* **RECORDS FOR THIS TASK**:

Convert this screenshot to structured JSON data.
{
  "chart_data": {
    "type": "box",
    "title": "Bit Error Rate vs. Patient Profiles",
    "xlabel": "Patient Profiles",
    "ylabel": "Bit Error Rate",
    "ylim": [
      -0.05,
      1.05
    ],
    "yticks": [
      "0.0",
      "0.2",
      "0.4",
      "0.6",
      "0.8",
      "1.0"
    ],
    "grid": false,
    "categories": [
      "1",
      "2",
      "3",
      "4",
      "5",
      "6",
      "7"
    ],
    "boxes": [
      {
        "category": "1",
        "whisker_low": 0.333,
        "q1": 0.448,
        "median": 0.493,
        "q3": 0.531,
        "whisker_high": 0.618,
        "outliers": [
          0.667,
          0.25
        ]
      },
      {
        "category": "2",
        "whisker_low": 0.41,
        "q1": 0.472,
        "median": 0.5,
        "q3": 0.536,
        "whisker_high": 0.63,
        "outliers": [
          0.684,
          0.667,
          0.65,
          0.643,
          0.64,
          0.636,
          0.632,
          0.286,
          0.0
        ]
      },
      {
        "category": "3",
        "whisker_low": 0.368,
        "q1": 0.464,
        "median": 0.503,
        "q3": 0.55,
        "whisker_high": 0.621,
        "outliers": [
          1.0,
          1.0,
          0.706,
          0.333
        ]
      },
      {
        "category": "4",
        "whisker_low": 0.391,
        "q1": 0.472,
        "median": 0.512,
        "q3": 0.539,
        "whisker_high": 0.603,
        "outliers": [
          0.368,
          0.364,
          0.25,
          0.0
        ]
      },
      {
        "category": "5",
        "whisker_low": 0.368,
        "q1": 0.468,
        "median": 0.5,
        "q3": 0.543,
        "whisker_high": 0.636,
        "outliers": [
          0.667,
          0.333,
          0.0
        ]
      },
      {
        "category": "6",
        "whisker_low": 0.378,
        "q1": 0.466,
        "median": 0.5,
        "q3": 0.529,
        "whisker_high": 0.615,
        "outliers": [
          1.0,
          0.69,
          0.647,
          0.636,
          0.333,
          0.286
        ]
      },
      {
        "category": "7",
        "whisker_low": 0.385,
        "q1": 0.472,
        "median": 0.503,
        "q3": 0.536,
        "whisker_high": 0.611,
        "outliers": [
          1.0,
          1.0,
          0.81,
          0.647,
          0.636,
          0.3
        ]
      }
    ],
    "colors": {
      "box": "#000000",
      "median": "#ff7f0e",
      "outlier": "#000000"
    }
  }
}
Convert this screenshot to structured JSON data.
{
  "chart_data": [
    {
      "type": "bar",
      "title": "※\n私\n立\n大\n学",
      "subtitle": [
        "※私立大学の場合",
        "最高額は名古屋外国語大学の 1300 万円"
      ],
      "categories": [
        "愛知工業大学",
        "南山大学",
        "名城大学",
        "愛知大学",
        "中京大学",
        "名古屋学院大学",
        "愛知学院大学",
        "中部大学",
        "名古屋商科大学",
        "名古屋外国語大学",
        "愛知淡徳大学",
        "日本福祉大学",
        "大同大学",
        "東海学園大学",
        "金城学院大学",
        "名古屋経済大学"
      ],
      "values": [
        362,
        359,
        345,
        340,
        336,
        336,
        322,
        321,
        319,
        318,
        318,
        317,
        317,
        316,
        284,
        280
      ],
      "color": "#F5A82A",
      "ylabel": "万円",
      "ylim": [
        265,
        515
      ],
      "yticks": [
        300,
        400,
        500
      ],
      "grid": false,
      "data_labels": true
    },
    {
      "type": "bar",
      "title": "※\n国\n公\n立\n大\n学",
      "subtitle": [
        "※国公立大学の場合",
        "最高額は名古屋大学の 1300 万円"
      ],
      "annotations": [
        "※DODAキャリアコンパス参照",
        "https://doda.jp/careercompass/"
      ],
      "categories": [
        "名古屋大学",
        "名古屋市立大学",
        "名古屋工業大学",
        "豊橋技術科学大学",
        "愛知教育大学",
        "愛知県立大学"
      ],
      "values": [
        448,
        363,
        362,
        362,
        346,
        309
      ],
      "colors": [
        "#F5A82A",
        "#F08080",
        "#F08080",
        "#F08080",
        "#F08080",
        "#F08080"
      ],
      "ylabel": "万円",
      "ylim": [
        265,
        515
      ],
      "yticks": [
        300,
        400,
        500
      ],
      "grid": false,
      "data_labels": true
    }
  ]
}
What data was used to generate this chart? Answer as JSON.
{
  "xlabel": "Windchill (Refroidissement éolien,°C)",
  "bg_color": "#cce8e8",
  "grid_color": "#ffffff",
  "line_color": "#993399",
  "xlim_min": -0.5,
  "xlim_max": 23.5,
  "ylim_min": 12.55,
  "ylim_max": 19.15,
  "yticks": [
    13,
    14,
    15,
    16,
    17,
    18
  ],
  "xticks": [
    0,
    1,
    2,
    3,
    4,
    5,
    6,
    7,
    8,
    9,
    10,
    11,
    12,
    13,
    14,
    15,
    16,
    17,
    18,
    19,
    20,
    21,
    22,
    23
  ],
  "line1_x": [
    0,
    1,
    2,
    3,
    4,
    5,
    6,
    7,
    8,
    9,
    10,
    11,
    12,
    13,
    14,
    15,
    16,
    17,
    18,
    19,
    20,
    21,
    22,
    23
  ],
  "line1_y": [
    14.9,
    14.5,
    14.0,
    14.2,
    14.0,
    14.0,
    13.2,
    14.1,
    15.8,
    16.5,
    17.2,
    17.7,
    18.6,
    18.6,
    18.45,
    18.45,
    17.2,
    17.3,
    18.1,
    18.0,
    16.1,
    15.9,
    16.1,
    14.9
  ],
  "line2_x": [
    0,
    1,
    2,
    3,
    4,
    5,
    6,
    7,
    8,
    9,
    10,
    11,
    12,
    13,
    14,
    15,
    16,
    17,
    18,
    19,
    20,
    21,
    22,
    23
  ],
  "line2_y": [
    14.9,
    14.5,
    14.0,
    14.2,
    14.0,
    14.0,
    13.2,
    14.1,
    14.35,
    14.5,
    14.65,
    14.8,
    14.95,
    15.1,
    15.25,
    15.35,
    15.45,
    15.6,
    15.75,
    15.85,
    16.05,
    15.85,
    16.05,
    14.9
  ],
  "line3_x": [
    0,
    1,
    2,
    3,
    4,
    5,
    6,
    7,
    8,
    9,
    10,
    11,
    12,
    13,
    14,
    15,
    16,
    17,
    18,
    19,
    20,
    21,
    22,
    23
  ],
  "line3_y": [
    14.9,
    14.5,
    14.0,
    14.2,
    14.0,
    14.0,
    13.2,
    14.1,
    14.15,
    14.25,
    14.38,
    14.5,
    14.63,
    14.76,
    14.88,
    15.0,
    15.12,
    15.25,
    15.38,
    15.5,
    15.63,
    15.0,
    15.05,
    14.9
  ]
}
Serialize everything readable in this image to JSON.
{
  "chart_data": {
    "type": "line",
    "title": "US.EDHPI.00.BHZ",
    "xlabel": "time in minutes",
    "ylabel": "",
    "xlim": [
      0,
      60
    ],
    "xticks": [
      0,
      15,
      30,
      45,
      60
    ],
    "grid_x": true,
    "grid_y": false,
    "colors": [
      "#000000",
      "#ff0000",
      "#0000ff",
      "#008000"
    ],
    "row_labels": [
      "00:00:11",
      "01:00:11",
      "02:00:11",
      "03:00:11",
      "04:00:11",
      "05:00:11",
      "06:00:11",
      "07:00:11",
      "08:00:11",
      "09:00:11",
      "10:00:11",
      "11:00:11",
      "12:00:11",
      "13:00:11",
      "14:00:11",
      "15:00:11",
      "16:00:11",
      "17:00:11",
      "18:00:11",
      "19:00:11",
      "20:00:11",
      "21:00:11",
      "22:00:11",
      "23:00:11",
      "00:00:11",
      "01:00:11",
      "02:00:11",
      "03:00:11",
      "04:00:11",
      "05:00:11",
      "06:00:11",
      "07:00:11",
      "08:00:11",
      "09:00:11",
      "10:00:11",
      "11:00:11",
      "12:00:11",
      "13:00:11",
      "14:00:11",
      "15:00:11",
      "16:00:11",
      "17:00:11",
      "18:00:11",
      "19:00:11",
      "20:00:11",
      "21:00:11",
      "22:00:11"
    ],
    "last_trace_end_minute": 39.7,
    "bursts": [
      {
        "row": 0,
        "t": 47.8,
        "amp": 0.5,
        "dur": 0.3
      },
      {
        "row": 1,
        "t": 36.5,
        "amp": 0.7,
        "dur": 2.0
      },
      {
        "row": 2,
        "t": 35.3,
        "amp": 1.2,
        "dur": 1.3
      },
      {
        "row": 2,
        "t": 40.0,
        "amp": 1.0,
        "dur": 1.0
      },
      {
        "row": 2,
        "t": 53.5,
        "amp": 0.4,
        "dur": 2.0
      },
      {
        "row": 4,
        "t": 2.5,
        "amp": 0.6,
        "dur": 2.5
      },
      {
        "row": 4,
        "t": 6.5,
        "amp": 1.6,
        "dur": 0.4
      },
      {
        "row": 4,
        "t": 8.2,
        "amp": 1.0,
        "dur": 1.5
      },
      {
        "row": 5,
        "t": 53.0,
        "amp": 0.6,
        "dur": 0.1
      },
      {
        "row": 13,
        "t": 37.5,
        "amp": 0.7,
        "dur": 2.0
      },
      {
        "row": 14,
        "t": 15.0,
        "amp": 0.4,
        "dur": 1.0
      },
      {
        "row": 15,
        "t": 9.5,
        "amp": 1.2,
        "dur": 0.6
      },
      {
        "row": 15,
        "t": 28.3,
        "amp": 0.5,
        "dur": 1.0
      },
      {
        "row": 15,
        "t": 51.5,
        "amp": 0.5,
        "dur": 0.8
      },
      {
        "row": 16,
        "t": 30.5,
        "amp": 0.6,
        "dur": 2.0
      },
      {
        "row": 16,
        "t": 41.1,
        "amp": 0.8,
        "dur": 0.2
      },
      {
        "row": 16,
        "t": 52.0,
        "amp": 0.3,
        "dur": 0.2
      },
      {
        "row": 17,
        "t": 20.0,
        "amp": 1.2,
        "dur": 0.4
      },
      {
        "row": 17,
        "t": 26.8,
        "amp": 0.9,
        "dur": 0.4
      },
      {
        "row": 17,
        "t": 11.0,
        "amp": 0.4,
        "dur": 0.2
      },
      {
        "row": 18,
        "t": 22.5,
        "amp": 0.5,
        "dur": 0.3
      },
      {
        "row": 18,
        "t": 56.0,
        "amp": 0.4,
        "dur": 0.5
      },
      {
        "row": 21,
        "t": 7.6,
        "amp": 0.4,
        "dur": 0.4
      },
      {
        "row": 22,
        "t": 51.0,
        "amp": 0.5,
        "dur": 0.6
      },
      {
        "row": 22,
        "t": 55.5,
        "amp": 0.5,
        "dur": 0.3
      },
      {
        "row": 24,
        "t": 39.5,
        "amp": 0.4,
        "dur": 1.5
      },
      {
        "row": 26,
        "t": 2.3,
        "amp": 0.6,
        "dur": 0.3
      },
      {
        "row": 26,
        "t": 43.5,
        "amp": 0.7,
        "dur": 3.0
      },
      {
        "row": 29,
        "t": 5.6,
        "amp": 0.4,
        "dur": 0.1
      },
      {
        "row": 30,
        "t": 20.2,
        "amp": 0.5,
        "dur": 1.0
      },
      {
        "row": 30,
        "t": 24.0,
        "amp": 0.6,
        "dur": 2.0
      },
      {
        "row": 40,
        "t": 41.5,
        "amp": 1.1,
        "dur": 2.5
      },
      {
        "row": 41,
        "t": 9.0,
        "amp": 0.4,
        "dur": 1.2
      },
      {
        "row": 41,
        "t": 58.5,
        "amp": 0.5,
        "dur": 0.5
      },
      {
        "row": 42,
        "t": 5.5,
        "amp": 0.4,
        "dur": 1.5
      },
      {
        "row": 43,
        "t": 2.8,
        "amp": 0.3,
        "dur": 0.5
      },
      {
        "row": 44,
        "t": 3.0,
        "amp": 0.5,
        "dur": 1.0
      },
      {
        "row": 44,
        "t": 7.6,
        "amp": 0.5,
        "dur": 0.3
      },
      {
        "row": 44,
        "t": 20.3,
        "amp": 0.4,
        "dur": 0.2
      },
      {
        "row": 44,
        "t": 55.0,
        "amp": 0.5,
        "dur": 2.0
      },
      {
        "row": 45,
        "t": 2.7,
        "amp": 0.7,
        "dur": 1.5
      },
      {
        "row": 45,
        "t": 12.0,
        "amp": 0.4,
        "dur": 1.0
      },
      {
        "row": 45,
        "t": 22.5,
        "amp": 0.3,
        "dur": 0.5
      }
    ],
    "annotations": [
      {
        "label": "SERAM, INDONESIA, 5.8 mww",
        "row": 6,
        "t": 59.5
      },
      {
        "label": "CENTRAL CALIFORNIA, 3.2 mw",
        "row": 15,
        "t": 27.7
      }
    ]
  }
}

* **WORK TO BE COMPLETED**:
Scan the material above. Return every line containing the string "category".

* **SOLUTION TO THIS TASK**:
        "category": "1",
        "category": "2",
        "category": "3",
        "category": "4",
        "category": "5",
        "category": "6",
        "category": "7",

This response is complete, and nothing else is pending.